## Exercise
Retype the records word for word, beginning with the first line and continuing through the line that contains "earnings-marker (462, 388, 482, 408)".

[Records excerpted from a collection]
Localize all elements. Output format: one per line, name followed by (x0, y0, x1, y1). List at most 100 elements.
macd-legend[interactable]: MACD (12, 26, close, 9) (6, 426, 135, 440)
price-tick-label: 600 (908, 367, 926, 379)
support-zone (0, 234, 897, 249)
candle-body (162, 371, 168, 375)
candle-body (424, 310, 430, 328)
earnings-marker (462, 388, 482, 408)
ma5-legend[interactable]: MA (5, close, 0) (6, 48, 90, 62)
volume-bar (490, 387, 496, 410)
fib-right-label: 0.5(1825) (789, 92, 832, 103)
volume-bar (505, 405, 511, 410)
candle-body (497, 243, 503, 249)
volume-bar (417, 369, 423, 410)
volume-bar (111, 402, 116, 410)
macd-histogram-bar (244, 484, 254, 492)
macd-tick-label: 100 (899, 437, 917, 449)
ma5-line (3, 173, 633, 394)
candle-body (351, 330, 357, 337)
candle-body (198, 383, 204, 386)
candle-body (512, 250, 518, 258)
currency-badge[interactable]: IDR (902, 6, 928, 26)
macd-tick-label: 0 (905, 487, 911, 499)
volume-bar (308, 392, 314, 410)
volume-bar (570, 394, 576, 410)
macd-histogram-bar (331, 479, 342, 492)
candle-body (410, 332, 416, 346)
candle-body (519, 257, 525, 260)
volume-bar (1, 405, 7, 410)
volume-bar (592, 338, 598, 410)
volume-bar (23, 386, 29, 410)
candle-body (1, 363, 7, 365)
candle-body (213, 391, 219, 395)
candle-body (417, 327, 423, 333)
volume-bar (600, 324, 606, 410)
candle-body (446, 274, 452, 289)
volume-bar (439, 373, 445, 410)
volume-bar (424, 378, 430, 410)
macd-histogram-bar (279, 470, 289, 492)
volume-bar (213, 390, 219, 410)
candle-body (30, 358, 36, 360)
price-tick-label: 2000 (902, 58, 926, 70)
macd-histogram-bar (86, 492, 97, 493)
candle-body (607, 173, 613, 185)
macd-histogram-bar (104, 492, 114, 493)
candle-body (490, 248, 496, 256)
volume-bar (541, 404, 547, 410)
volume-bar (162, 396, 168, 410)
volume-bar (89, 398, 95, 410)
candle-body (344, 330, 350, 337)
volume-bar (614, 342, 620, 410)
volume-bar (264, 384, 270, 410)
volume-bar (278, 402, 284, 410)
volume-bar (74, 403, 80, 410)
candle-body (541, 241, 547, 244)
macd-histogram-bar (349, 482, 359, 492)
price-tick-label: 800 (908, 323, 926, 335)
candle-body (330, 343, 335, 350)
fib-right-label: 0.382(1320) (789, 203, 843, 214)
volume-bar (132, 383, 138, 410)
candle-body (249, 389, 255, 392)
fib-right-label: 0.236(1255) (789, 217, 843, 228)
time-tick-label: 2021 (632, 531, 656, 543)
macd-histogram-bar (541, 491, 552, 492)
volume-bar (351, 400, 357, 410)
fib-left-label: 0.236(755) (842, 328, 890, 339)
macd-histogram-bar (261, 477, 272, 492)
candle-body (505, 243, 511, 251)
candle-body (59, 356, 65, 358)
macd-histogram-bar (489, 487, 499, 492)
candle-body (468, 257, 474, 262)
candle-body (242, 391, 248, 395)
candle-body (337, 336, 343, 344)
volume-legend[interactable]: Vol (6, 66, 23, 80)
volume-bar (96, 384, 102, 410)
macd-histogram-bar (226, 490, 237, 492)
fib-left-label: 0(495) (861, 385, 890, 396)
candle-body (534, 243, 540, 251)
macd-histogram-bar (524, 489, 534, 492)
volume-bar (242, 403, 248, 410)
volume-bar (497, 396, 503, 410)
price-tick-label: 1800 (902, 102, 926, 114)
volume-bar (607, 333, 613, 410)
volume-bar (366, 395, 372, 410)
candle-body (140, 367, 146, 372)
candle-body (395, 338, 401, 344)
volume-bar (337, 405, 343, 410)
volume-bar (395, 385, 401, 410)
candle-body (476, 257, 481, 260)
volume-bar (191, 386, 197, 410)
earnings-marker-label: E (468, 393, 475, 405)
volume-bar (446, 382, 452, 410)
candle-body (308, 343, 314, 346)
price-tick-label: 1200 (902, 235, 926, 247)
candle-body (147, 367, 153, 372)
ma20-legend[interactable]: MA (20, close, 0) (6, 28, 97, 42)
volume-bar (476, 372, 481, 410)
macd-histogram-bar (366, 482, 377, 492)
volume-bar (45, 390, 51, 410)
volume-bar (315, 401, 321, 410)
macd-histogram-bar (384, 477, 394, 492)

## Exercise answer
Localize all elements. Output format: one per line, name followed by (x0, y0, x1, y1). List at most 100 elements.
macd-legend[interactable]: MACD (12, 26, close, 9) (6, 426, 135, 440)
price-tick-label: 600 (908, 367, 926, 379)
support-zone (0, 234, 897, 249)
candle-body (162, 371, 168, 375)
candle-body (424, 310, 430, 328)
earnings-marker (462, 388, 482, 408)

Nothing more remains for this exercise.